**WHAT YOU NEED TO DO:** Write the material out again exactly as it stands.

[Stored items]

■ ■ ■ ■ ■ ■ ■

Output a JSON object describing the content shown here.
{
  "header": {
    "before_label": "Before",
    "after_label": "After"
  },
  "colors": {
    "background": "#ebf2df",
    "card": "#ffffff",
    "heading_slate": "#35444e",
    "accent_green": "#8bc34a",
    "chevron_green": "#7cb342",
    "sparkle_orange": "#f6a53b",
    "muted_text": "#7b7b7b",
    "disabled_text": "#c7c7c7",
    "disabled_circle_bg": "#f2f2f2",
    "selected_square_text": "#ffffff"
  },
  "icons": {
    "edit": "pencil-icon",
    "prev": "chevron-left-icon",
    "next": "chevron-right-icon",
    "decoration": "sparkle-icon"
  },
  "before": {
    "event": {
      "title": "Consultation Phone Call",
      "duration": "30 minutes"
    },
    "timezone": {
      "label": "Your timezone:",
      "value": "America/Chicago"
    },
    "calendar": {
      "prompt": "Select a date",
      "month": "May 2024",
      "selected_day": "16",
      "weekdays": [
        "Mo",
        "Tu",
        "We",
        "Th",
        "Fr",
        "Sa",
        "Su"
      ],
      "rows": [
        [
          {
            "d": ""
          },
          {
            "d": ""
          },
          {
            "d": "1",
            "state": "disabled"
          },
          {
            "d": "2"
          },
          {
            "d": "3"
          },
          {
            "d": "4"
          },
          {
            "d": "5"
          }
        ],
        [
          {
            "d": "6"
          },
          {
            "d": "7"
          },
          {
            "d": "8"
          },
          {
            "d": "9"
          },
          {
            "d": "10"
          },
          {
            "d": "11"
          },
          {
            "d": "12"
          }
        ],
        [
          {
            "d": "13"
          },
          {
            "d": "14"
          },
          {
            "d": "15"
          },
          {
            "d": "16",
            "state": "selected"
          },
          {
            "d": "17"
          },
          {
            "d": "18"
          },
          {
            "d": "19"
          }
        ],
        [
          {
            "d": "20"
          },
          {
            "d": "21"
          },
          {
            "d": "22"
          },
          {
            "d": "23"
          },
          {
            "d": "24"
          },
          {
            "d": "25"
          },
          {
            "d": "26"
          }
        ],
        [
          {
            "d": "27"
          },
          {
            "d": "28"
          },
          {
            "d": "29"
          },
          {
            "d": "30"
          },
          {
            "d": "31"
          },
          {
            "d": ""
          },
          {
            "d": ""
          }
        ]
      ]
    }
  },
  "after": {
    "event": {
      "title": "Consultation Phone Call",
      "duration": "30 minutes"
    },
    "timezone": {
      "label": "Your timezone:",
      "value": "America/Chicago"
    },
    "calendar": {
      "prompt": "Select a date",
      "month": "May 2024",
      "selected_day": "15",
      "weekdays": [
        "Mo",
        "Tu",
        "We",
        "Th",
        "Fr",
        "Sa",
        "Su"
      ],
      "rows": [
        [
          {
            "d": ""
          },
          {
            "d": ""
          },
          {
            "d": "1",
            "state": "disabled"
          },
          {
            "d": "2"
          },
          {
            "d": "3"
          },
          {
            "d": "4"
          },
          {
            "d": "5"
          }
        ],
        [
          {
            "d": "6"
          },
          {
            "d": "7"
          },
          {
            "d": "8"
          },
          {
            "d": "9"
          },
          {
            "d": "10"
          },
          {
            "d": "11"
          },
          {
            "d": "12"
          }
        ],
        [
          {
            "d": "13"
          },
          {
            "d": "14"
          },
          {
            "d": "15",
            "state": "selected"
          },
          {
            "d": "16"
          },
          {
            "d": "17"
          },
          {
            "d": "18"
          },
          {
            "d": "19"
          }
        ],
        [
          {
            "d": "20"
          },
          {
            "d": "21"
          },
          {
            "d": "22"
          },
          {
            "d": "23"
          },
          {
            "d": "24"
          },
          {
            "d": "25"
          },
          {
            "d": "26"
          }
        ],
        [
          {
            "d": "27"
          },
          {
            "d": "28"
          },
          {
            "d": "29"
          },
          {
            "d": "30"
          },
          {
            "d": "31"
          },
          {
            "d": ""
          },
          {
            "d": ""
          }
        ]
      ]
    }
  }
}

■ ■ ■ ■ ■ ■ ■

**FINAL RESULT:**
Output a JSON object describing the content shown here.
{
  "header": {
    "before_label": "Before",
    "after_label": "After"
  },
  "colors": {
    "background": "#ebf2df",
    "card": "#ffffff",
    "heading_slate": "#35444e",
    "accent_green": "#8bc34a",
    "chevron_green": "#7cb342",
    "sparkle_orange": "#f6a53b",
    "muted_text": "#7b7b7b",
    "disabled_text": "#c7c7c7",
    "disabled_circle_bg": "#f2f2f2",
    "selected_square_text": "#ffffff"
  },
  "icons": {
    "edit": "pencil-icon",
    "prev": "chevron-left-icon",
    "next": "chevron-right-icon",
    "decoration": "sparkle-icon"
  },
  "before": {
    "event": {
      "title": "Consultation Phone Call",
      "duration": "30 minutes"
    },
    "timezone": {
      "label": "Your timezone:",
      "value": "America/Chicago"
    },
    "calendar": {
      "prompt": "Select a date",
      "month": "May 2024",
      "selected_day": "16",
      "weekdays": [
        "Mo",
        "Tu",
        "We",
        "Th",
        "Fr",
        "Sa",
        "Su"
      ],
      "rows": [
        [
          {
            "d": ""
          },
          {
            "d": ""
          },
          {
            "d": "1",
            "state": "disabled"
          },
          {
            "d": "2"
          },
          {
            "d": "3"
          },
          {
            "d": "4"
          },
          {
            "d": "5"
          }
        ],
        [
          {
            "d": "6"
          },
          {
            "d": "7"
          },
          {
            "d": "8"
          },
          {
            "d": "9"
          },
          {
            "d": "10"
          },
          {
            "d": "11"
          },
          {
            "d": "12"
          }
        ],
        [
          {
            "d": "13"
          },
          {
            "d": "14"
          },
          {
            "d": "15"
          },
          {
            "d": "16",
            "state": "selected"
          },
          {
            "d": "17"
          },
          {
            "d": "18"
          },
          {
            "d": "19"
          }
        ],
        [
          {
            "d": "20"
          },
          {
            "d": "21"
          },
          {
            "d": "22"
          },
          {
            "d": "23"
          },
          {
            "d": "24"
          },
          {
            "d": "25"
          },
          {
            "d": "26"
          }
        ],
        [
          {
            "d": "27"
          },
          {
            "d": "28"
          },
          {
            "d": "29"
          },
          {
            "d": "30"
          },
          {
            "d": "31"
          },
          {
            "d": ""
          },
          {
            "d": ""
          }
        ]
      ]
    }
  },
  "after": {
    "event": {
      "title": "Consultation Phone Call",
      "duration": "30 minutes"
    },
    "timezone": {
      "label": "Your timezone:",
      "value": "America/Chicago"
    },
    "calendar": {
      "prompt": "Select a date",
      "month": "May 2024",
      "selected_day": "15",
      "weekdays": [
        "Mo",
        "Tu",
        "We",
        "Th",
        "Fr",
        "Sa",
        "Su"
      ],
      "rows": [
        [
          {
            "d": ""
          },
          {
            "d": ""
          },
          {
            "d": "1",
            "state": "disabled"
          },
          {
            "d": "2"
          },
          {
            "d": "3"
          },
          {
            "d": "4"
          },
          {
            "d": "5"
          }
        ],
        [
          {
            "d": "6"
          },
          {
            "d": "7"
          },
          {
            "d": "8"
          },
          {
            "d": "9"
          },
          {
            "d": "10"
          },
          {
            "d": "11"
          },
          {
            "d": "12"
          }
        ],
        [
          {
            "d": "13"
          },
          {
            "d": "14"
          },
          {
            "d": "15",
            "state": "selected"
          },
          {
            "d": "16"
          },
          {
            "d": "17"
          },
          {
            "d": "18"
          },
          {
            "d": "19"
          }
        ],
        [
          {
            "d": "20"
          },
          {
            "d": "21"
          },
          {
            "d": "22"
          },
          {
            "d": "23"
          },
          {
            "d": "24"
          },
          {
            "d": "25"
          },
          {
            "d": "26"
          }
        ],
        [
          {
            "d": "27"
          },
          {
            "d": "28"
          },
          {
            "d": "29"
          },
          {
            "d": "30"
          },
          {
            "d": "31"
          },
          {
            "d": ""
          },
          {
            "d": ""
          }
        ]
      ]
    }
  }
}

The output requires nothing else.